§ **Records from a data source**:

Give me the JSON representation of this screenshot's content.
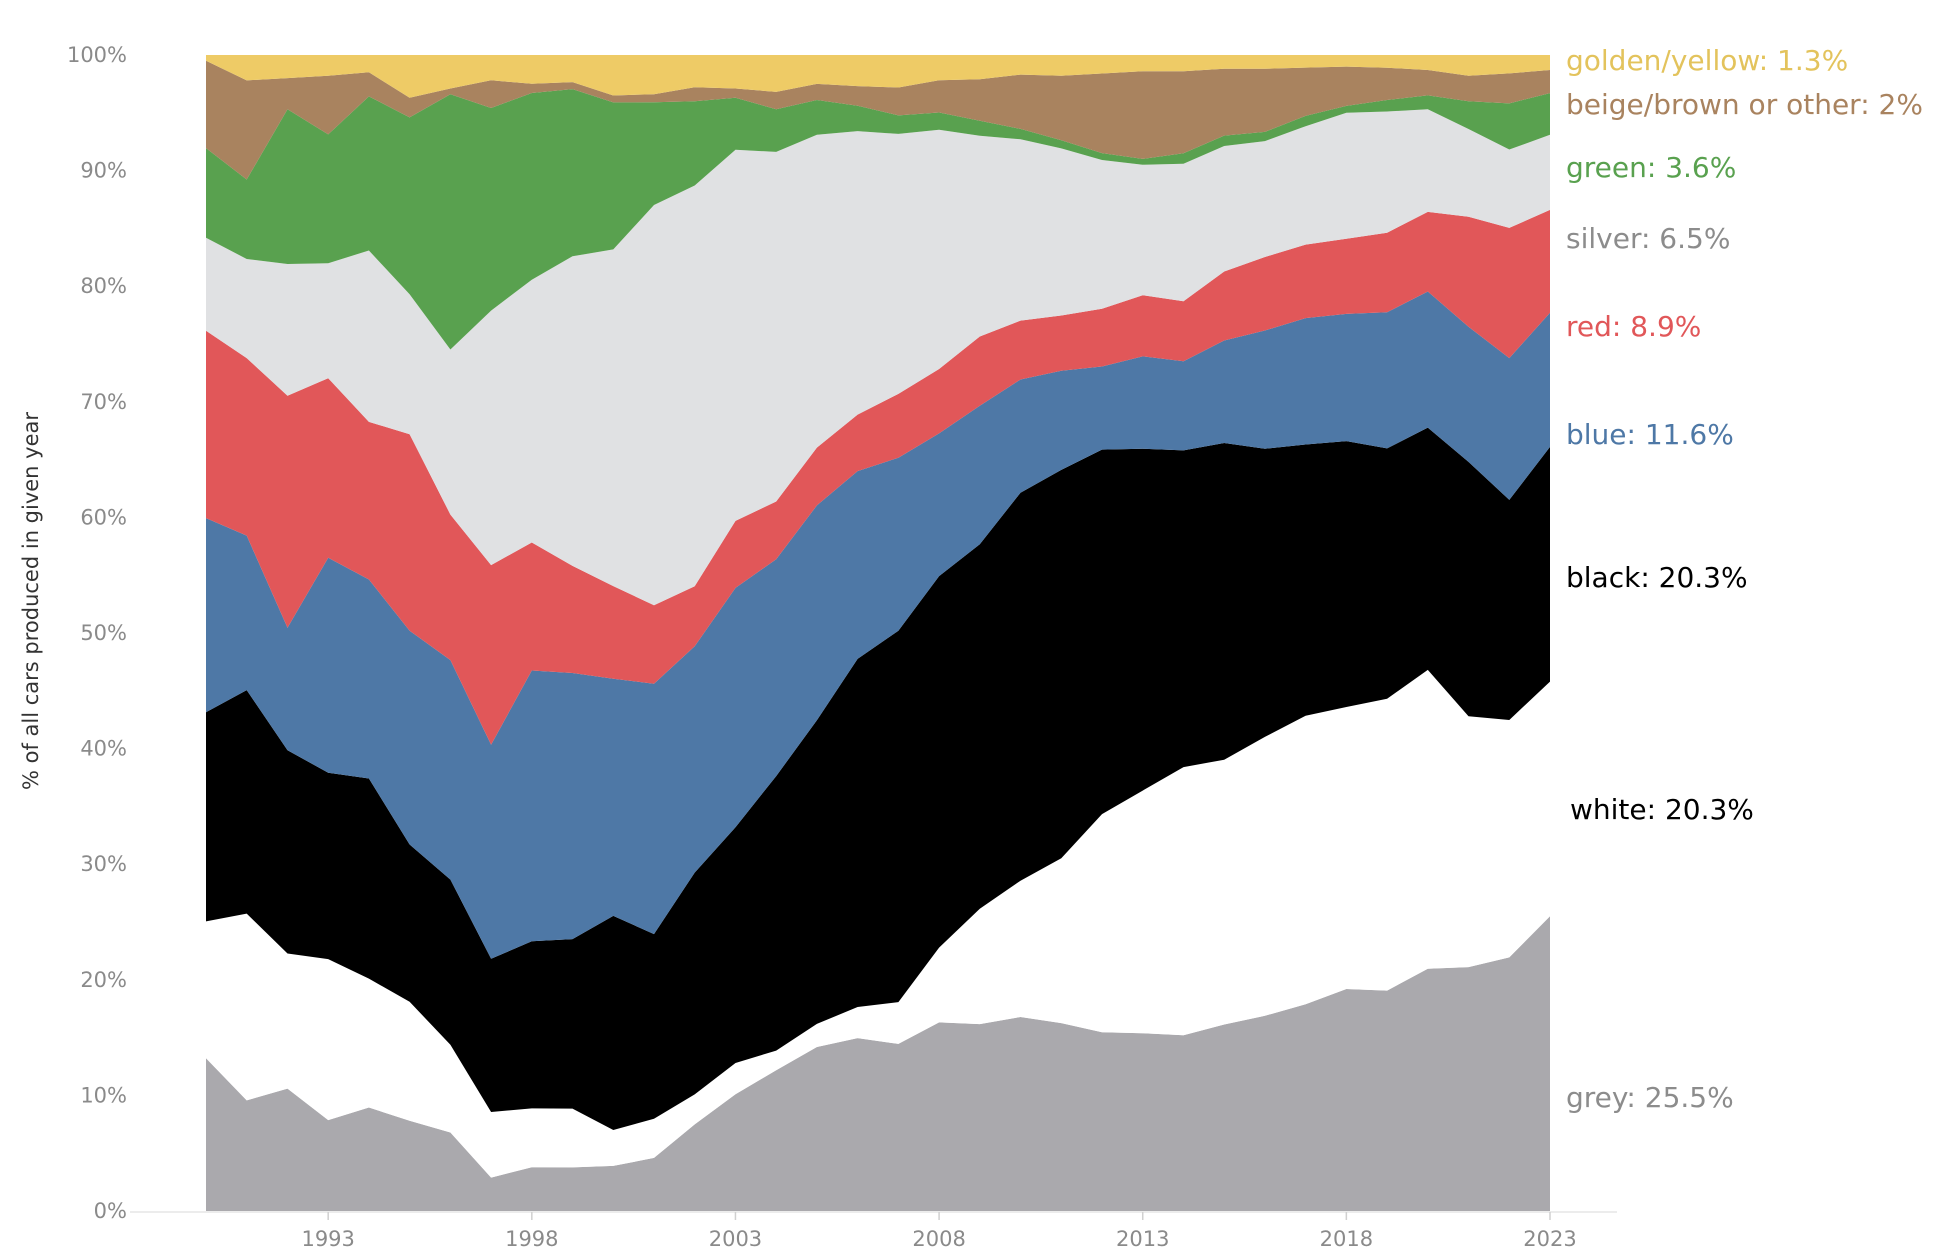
{
  "chart_data": {
    "type": "area",
    "stacked": true,
    "normalized": true,
    "title": "",
    "xlabel": "",
    "ylabel": "% of all cars produced in given year",
    "ylim": [
      0,
      100
    ],
    "y_ticks": [
      "0%",
      "10%",
      "20%",
      "30%",
      "40%",
      "50%",
      "60%",
      "70%",
      "80%",
      "90%",
      "100%"
    ],
    "x_ticks": [
      1993,
      1998,
      2003,
      2008,
      2013,
      2018,
      2023
    ],
    "grid": false,
    "legend": "direct labels at right end",
    "x": [
      1990,
      1991,
      1992,
      1993,
      1994,
      1995,
      1996,
      1997,
      1998,
      1999,
      2000,
      2001,
      2002,
      2003,
      2004,
      2005,
      2006,
      2007,
      2008,
      2009,
      2010,
      2011,
      2012,
      2013,
      2014,
      2015,
      2016,
      2017,
      2018,
      2019,
      2020,
      2021,
      2022,
      2023
    ],
    "series": [
      {
        "name": "grey",
        "label": "grey: 25.5%",
        "color": "#aaa9ad",
        "values": [
          13.3,
          9.6,
          10.6,
          7.9,
          9.0,
          7.8,
          6.8,
          2.9,
          3.8,
          3.7,
          3.9,
          4.6,
          7.5,
          10.1,
          12.2,
          14.2,
          15.0,
          14.4,
          16.4,
          16.2,
          16.8,
          16.3,
          15.5,
          15.4,
          15.2,
          16.2,
          17.0,
          18.0,
          19.2,
          19.1,
          21.0,
          21.1,
          22.0,
          25.5
        ]
      },
      {
        "name": "white",
        "label": "white: 20.3%",
        "color": "#ffffff",
        "values": [
          11.9,
          16.2,
          11.7,
          14.0,
          11.2,
          10.3,
          7.6,
          5.7,
          5.1,
          5.0,
          3.1,
          3.4,
          2.6,
          2.7,
          1.7,
          2.0,
          2.7,
          3.6,
          6.5,
          10.0,
          11.8,
          14.3,
          18.9,
          21.0,
          23.2,
          23.0,
          24.3,
          25.1,
          24.4,
          25.3,
          25.9,
          21.7,
          20.6,
          20.3
        ]
      },
      {
        "name": "black",
        "label": "black: 20.3%",
        "color": "#000000",
        "values": [
          18.2,
          19.4,
          17.6,
          16.2,
          17.4,
          13.6,
          14.3,
          13.3,
          14.5,
          14.4,
          18.5,
          16.0,
          19.2,
          20.4,
          23.8,
          26.3,
          30.2,
          32.0,
          32.3,
          31.6,
          33.6,
          33.7,
          31.6,
          29.6,
          27.4,
          27.5,
          25.1,
          23.6,
          23.0,
          21.7,
          21.0,
          22.0,
          19.1,
          20.3
        ]
      },
      {
        "name": "blue",
        "label": "blue: 11.6%",
        "color": "#4e78a6",
        "values": [
          16.9,
          13.4,
          10.6,
          18.7,
          17.3,
          18.5,
          19.0,
          18.6,
          23.5,
          22.6,
          20.5,
          21.7,
          19.6,
          20.7,
          18.8,
          18.6,
          16.3,
          14.9,
          12.4,
          12.0,
          9.8,
          8.6,
          7.2,
          8.0,
          7.7,
          8.9,
          10.3,
          11.0,
          11.0,
          11.8,
          11.8,
          11.7,
          12.3,
          11.6
        ]
      },
      {
        "name": "red",
        "label": "red: 8.9%",
        "color": "#e15759",
        "values": [
          16.3,
          15.4,
          20.1,
          15.6,
          13.7,
          17.0,
          12.6,
          15.6,
          11.1,
          9.1,
          8.0,
          6.8,
          5.2,
          5.8,
          5.0,
          5.0,
          4.9,
          5.5,
          5.6,
          6.0,
          5.1,
          4.8,
          5.0,
          5.3,
          5.2,
          6.0,
          6.4,
          6.4,
          6.5,
          6.9,
          6.9,
          9.5,
          11.3,
          8.9
        ]
      },
      {
        "name": "silver",
        "label": "silver: 6.5%",
        "color": "#e0e1e3",
        "values": [
          8.1,
          8.6,
          11.4,
          10.0,
          14.9,
          12.1,
          14.3,
          22.1,
          22.8,
          26.3,
          29.1,
          34.7,
          34.7,
          32.1,
          30.3,
          27.1,
          24.6,
          22.4,
          20.8,
          17.4,
          15.7,
          14.5,
          12.9,
          11.3,
          11.9,
          10.9,
          10.1,
          10.3,
          10.9,
          10.5,
          8.9,
          7.6,
          6.8,
          6.5
        ]
      },
      {
        "name": "green",
        "label": "green: 3.6%",
        "color": "#59a14f",
        "values": [
          7.8,
          6.9,
          13.4,
          11.2,
          13.4,
          15.3,
          22.1,
          17.6,
          16.2,
          14.2,
          12.7,
          8.9,
          7.3,
          4.5,
          3.7,
          3.0,
          2.2,
          1.6,
          1.5,
          1.3,
          0.9,
          0.7,
          0.6,
          0.5,
          0.9,
          0.9,
          0.8,
          0.9,
          0.6,
          1.0,
          1.2,
          2.4,
          4.0,
          3.6
        ]
      },
      {
        "name": "beige/brown or other",
        "label": "beige/brown or other: 2%",
        "color": "#a9835f",
        "values": [
          7.6,
          8.6,
          2.7,
          5.1,
          2.1,
          1.7,
          0.5,
          2.4,
          0.8,
          0.6,
          0.6,
          0.7,
          1.2,
          0.8,
          1.5,
          1.4,
          1.7,
          2.4,
          2.8,
          3.6,
          4.7,
          5.6,
          6.9,
          7.6,
          7.1,
          5.8,
          5.5,
          4.2,
          3.4,
          2.8,
          2.2,
          2.2,
          2.6,
          2.0
        ]
      },
      {
        "name": "golden/yellow",
        "label": "golden/yellow: 1.3%",
        "color": "#eecb66",
        "values": [
          0.5,
          2.2,
          2.0,
          1.8,
          1.5,
          3.7,
          2.9,
          2.2,
          2.5,
          2.3,
          3.5,
          3.4,
          2.8,
          2.9,
          3.2,
          2.5,
          2.7,
          2.8,
          2.2,
          2.1,
          1.7,
          1.8,
          1.6,
          1.4,
          1.4,
          1.2,
          1.2,
          1.1,
          1.0,
          1.1,
          1.3,
          1.8,
          1.6,
          1.3
        ]
      }
    ]
  }
}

§ **YOUR INSTRUCTIONS**:
Omit the pictures and restate the rest of the records verbatim.

§ **FINISHED EXERCISE**:
Give me the JSON representation of this screenshot's content.
{
  "chart_data": {
    "type": "area",
    "stacked": true,
    "normalized": true,
    "title": "",
    "xlabel": "",
    "ylabel": "% of all cars produced in given year",
    "ylim": [
      0,
      100
    ],
    "y_ticks": [
      "0%",
      "10%",
      "20%",
      "30%",
      "40%",
      "50%",
      "60%",
      "70%",
      "80%",
      "90%",
      "100%"
    ],
    "x_ticks": [
      1993,
      1998,
      2003,
      2008,
      2013,
      2018,
      2023
    ],
    "grid": false,
    "legend": "direct labels at right end",
    "x": [
      1990,
      1991,
      1992,
      1993,
      1994,
      1995,
      1996,
      1997,
      1998,
      1999,
      2000,
      2001,
      2002,
      2003,
      2004,
      2005,
      2006,
      2007,
      2008,
      2009,
      2010,
      2011,
      2012,
      2013,
      2014,
      2015,
      2016,
      2017,
      2018,
      2019,
      2020,
      2021,
      2022,
      2023
    ],
    "series": [
      {
        "name": "grey",
        "label": "grey: 25.5%",
        "color": "#aaa9ad",
        "values": [
          13.3,
          9.6,
          10.6,
          7.9,
          9.0,
          7.8,
          6.8,
          2.9,
          3.8,
          3.7,
          3.9,
          4.6,
          7.5,
          10.1,
          12.2,
          14.2,
          15.0,
          14.4,
          16.4,
          16.2,
          16.8,
          16.3,
          15.5,
          15.4,
          15.2,
          16.2,
          17.0,
          18.0,
          19.2,
          19.1,
          21.0,
          21.1,
          22.0,
          25.5
        ]
      },
      {
        "name": "white",
        "label": "white: 20.3%",
        "color": "#ffffff",
        "values": [
          11.9,
          16.2,
          11.7,
          14.0,
          11.2,
          10.3,
          7.6,
          5.7,
          5.1,
          5.0,
          3.1,
          3.4,
          2.6,
          2.7,
          1.7,
          2.0,
          2.7,
          3.6,
          6.5,
          10.0,
          11.8,
          14.3,
          18.9,
          21.0,
          23.2,
          23.0,
          24.3,
          25.1,
          24.4,
          25.3,
          25.9,
          21.7,
          20.6,
          20.3
        ]
      },
      {
        "name": "black",
        "label": "black: 20.3%",
        "color": "#000000",
        "values": [
          18.2,
          19.4,
          17.6,
          16.2,
          17.4,
          13.6,
          14.3,
          13.3,
          14.5,
          14.4,
          18.5,
          16.0,
          19.2,
          20.4,
          23.8,
          26.3,
          30.2,
          32.0,
          32.3,
          31.6,
          33.6,
          33.7,
          31.6,
          29.6,
          27.4,
          27.5,
          25.1,
          23.6,
          23.0,
          21.7,
          21.0,
          22.0,
          19.1,
          20.3
        ]
      },
      {
        "name": "blue",
        "label": "blue: 11.6%",
        "color": "#4e78a6",
        "values": [
          16.9,
          13.4,
          10.6,
          18.7,
          17.3,
          18.5,
          19.0,
          18.6,
          23.5,
          22.6,
          20.5,
          21.7,
          19.6,
          20.7,
          18.8,
          18.6,
          16.3,
          14.9,
          12.4,
          12.0,
          9.8,
          8.6,
          7.2,
          8.0,
          7.7,
          8.9,
          10.3,
          11.0,
          11.0,
          11.8,
          11.8,
          11.7,
          12.3,
          11.6
        ]
      },
      {
        "name": "red",
        "label": "red: 8.9%",
        "color": "#e15759",
        "values": [
          16.3,
          15.4,
          20.1,
          15.6,
          13.7,
          17.0,
          12.6,
          15.6,
          11.1,
          9.1,
          8.0,
          6.8,
          5.2,
          5.8,
          5.0,
          5.0,
          4.9,
          5.5,
          5.6,
          6.0,
          5.1,
          4.8,
          5.0,
          5.3,
          5.2,
          6.0,
          6.4,
          6.4,
          6.5,
          6.9,
          6.9,
          9.5,
          11.3,
          8.9
        ]
      },
      {
        "name": "silver",
        "label": "silver: 6.5%",
        "color": "#e0e1e3",
        "values": [
          8.1,
          8.6,
          11.4,
          10.0,
          14.9,
          12.1,
          14.3,
          22.1,
          22.8,
          26.3,
          29.1,
          34.7,
          34.7,
          32.1,
          30.3,
          27.1,
          24.6,
          22.4,
          20.8,
          17.4,
          15.7,
          14.5,
          12.9,
          11.3,
          11.9,
          10.9,
          10.1,
          10.3,
          10.9,
          10.5,
          8.9,
          7.6,
          6.8,
          6.5
        ]
      },
      {
        "name": "green",
        "label": "green: 3.6%",
        "color": "#59a14f",
        "values": [
          7.8,
          6.9,
          13.4,
          11.2,
          13.4,
          15.3,
          22.1,
          17.6,
          16.2,
          14.2,
          12.7,
          8.9,
          7.3,
          4.5,
          3.7,
          3.0,
          2.2,
          1.6,
          1.5,
          1.3,
          0.9,
          0.7,
          0.6,
          0.5,
          0.9,
          0.9,
          0.8,
          0.9,
          0.6,
          1.0,
          1.2,
          2.4,
          4.0,
          3.6
        ]
      },
      {
        "name": "beige/brown or other",
        "label": "beige/brown or other: 2%",
        "color": "#a9835f",
        "values": [
          7.6,
          8.6,
          2.7,
          5.1,
          2.1,
          1.7,
          0.5,
          2.4,
          0.8,
          0.6,
          0.6,
          0.7,
          1.2,
          0.8,
          1.5,
          1.4,
          1.7,
          2.4,
          2.8,
          3.6,
          4.7,
          5.6,
          6.9,
          7.6,
          7.1,
          5.8,
          5.5,
          4.2,
          3.4,
          2.8,
          2.2,
          2.2,
          2.6,
          2.0
        ]
      },
      {
        "name": "golden/yellow",
        "label": "golden/yellow: 1.3%",
        "color": "#eecb66",
        "values": [
          0.5,
          2.2,
          2.0,
          1.8,
          1.5,
          3.7,
          2.9,
          2.2,
          2.5,
          2.3,
          3.5,
          3.4,
          2.8,
          2.9,
          3.2,
          2.5,
          2.7,
          2.8,
          2.2,
          2.1,
          1.7,
          1.8,
          1.6,
          1.4,
          1.4,
          1.2,
          1.2,
          1.1,
          1.0,
          1.1,
          1.3,
          1.8,
          1.6,
          1.3
        ]
      }
    ]
  }
}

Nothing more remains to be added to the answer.